AIM.
Without the pictures, repeat the listing character for character.

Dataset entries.
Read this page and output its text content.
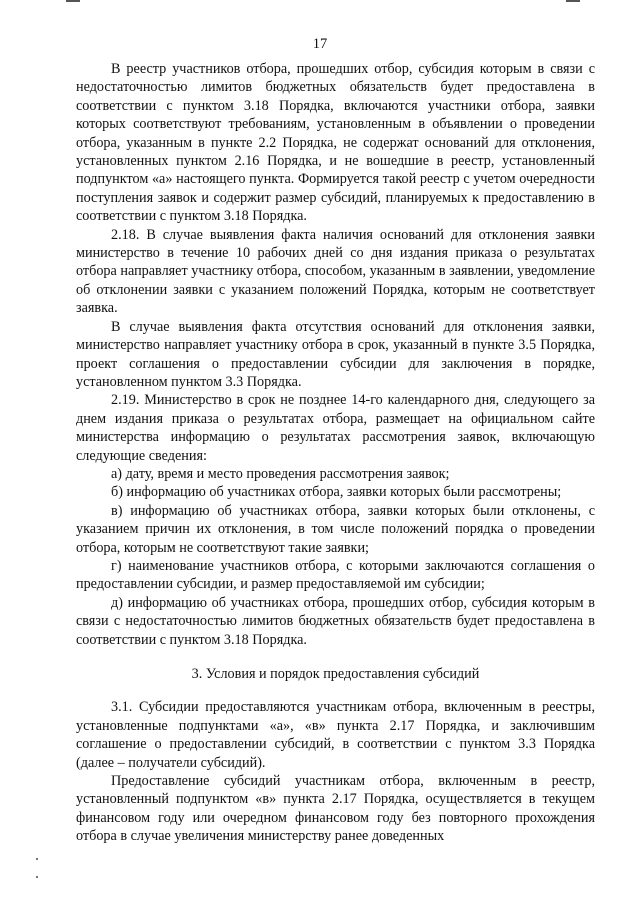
17

В реестр участников отбора, прошедших отбор, субсидия которым в связи с недостаточностью лимитов бюджетных обязательств будет предоставлена в соответствии с пунктом 3.18 Порядка, включаются участники отбора, заявки которых соответствуют требованиям, установленным в объявлении о проведении отбора, указанным в пункте 2.2 Порядка, не содержат оснований для отклонения, установленных пунктом 2.16 Порядка, и не вошедшие в реестр, установленный подпунктом «а» настоящего пункта. Формируется такой реестр с учетом очередности поступления заявок и содержит размер субсидий, планируемых к предоставлению в соответствии с пунктом 3.18 Порядка.

2.18. В случае выявления факта наличия оснований для отклонения заявки министерство в течение 10 рабочих дней со дня издания приказа о результатах отбора направляет участнику отбора, способом, указанным в заявлении, уведомление об отклонении заявки с указанием положений Порядка, которым не соответствует заявка.

В случае выявления факта отсутствия оснований для отклонения заявки, министерство направляет участнику отбора в срок, указанный в пункте 3.5 Порядка, проект соглашения о предоставлении субсидии для заключения в порядке, установленном пунктом 3.3 Порядка.

2.19. Министерство в срок не позднее 14-го календарного дня, следующего за днем издания приказа о результатах отбора, размещает на официальном сайте министерства информацию о результатах рассмотрения заявок, включающую следующие сведения:

а) дату, время и место проведения рассмотрения заявок;

б) информацию об участниках отбора, заявки которых были рассмотрены;

в) информацию об участниках отбора, заявки которых были отклонены, с указанием причин их отклонения, в том числе положений порядка о проведении отбора, которым не соответствуют такие заявки;

г) наименование участников отбора, с которыми заключаются соглашения о предоставлении субсидии, и размер предоставляемой им субсидии;

д) информацию об участниках отбора, прошедших отбор, субсидия которым в связи с недостаточностью лимитов бюджетных обязательств будет предоставлена в соответствии с пунктом 3.18 Порядка.

3. Условия и порядок предоставления субсидий

3.1. Субсидии предоставляются участникам отбора, включенным в реестры, установленные подпунктами «а», «в» пункта 2.17 Порядка, и заключившим соглашение о предоставлении субсидий, в соответствии с пунктом 3.3 Порядка (далее – получатели субсидий).

Предоставление субсидий участникам отбора, включенным в реестр, установленный подпунктом «в» пункта 2.17 Порядка, осуществляется в текущем финансовом году или очередном финансовом году без повторного прохождения отбора в случае увеличения министерству ранее доведенных
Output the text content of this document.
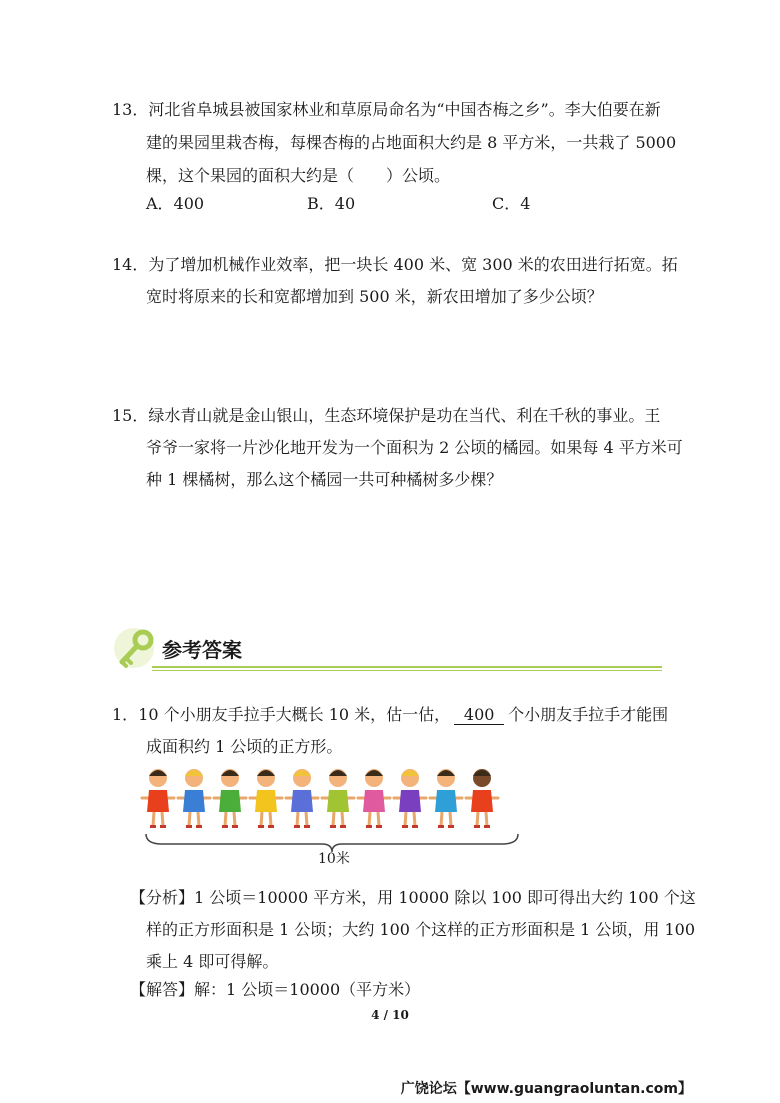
13．河北省阜城县被国家林业和草原局命名为“中国杏梅之乡”。李大伯要在新
建的果园里栽杏梅，每棵杏梅的占地面积大约是 8 平方米，一共栽了 5000
棵，这个果园的面积大约是（　　）公顷。
A．400	B．40	C．4
14．为了增加机械作业效率，把一块长 400 米、宽 300 米的农田进行拓宽。拓
宽时将原来的长和宽都增加到 500 米，新农田增加了多少公顷？
15．绿水青山就是金山银山，生态环境保护是功在当代、利在千秋的事业。王
爷爷一家将一片沙化地开发为一个面积为 2 公顷的橘园。如果每 4 平方米可
种 1 棵橘树，那么这个橘园一共可种橘树多少棵？
参考答案
1．10 个小朋友手拉手大概长 10 米，估一估， 400 个小朋友手拉手才能围
成面积约 1 公顷的正方形。
10米
【分析】1 公顷＝10000 平方米，用 10000 除以 100 即可得出大约 100 个这
样的正方形面积是 1 公顷；大约 100 个这样的正方形面积是 1 公顷，用 100
乘上 4 即可得解。
【解答】解：1 公顷＝10000（平方米）
4 / 10
广饶论坛【www.guangraoluntan.com】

FULL OUTPUT.
Read this page and output its text content.
17

В реестр участников отбора, прошедших отбор, субсидия которым в связи с недостаточностью лимитов бюджетных обязательств будет предоставлена в соответствии с пунктом 3.18 Порядка, включаются участники отбора, заявки которых соответствуют требованиям, установленным в объявлении о проведении отбора, указанным в пункте 2.2 Порядка, не содержат оснований для отклонения, установленных пунктом 2.16 Порядка, и не вошедшие в реестр, установленный подпунктом «а» настоящего пункта. Формируется такой реестр с учетом очередности поступления заявок и содержит размер субсидий, планируемых к предоставлению в соответствии с пунктом 3.18 Порядка.

2.18. В случае выявления факта наличия оснований для отклонения заявки министерство в течение 10 рабочих дней со дня издания приказа о результатах отбора направляет участнику отбора, способом, указанным в заявлении, уведомление об отклонении заявки с указанием положений Порядка, которым не соответствует заявка.

В случае выявления факта отсутствия оснований для отклонения заявки, министерство направляет участнику отбора в срок, указанный в пункте 3.5 Порядка, проект соглашения о предоставлении субсидии для заключения в порядке, установленном пунктом 3.3 Порядка.

2.19. Министерство в срок не позднее 14-го календарного дня, следующего за днем издания приказа о результатах отбора, размещает на официальном сайте министерства информацию о результатах рассмотрения заявок, включающую следующие сведения:

а) дату, время и место проведения рассмотрения заявок;

б) информацию об участниках отбора, заявки которых были рассмотрены;

в) информацию об участниках отбора, заявки которых были отклонены, с указанием причин их отклонения, в том числе положений порядка о проведении отбора, которым не соответствуют такие заявки;

г) наименование участников отбора, с которыми заключаются соглашения о предоставлении субсидии, и размер предоставляемой им субсидии;

д) информацию об участниках отбора, прошедших отбор, субсидия которым в связи с недостаточностью лимитов бюджетных обязательств будет предоставлена в соответствии с пунктом 3.18 Порядка.

3. Условия и порядок предоставления субсидий

3.1. Субсидии предоставляются участникам отбора, включенным в реестры, установленные подпунктами «а», «в» пункта 2.17 Порядка, и заключившим соглашение о предоставлении субсидий, в соответствии с пунктом 3.3 Порядка (далее – получатели субсидий).

Предоставление субсидий участникам отбора, включенным в реестр, установленный подпунктом «в» пункта 2.17 Порядка, осуществляется в текущем финансовом году или очередном финансовом году без повторного прохождения отбора в случае увеличения министерству ранее доведенных
Output the text content of this document.
13．河北省阜城县被国家林业和草原局命名为“中国杏梅之乡”。李大伯要在新
建的果园里栽杏梅，每棵杏梅的占地面积大约是 8 平方米，一共栽了 5000
棵，这个果园的面积大约是（　　）公顷。
A．400	B．40	C．4
14．为了增加机械作业效率，把一块长 400 米、宽 300 米的农田进行拓宽。拓
宽时将原来的长和宽都增加到 500 米，新农田增加了多少公顷？
15．绿水青山就是金山银山，生态环境保护是功在当代、利在千秋的事业。王
爷爷一家将一片沙化地开发为一个面积为 2 公顷的橘园。如果每 4 平方米可
种 1 棵橘树，那么这个橘园一共可种橘树多少棵？
参考答案
1．10 个小朋友手拉手大概长 10 米，估一估， 400 个小朋友手拉手才能围
成面积约 1 公顷的正方形。
10米
【分析】1 公顷＝10000 平方米，用 10000 除以 100 即可得出大约 100 个这
样的正方形面积是 1 公顷；大约 100 个这样的正方形面积是 1 公顷，用 100
乘上 4 即可得解。
【解答】解：1 公顷＝10000（平方米）
4 / 10
广饶论坛【www.guangraoluntan.com】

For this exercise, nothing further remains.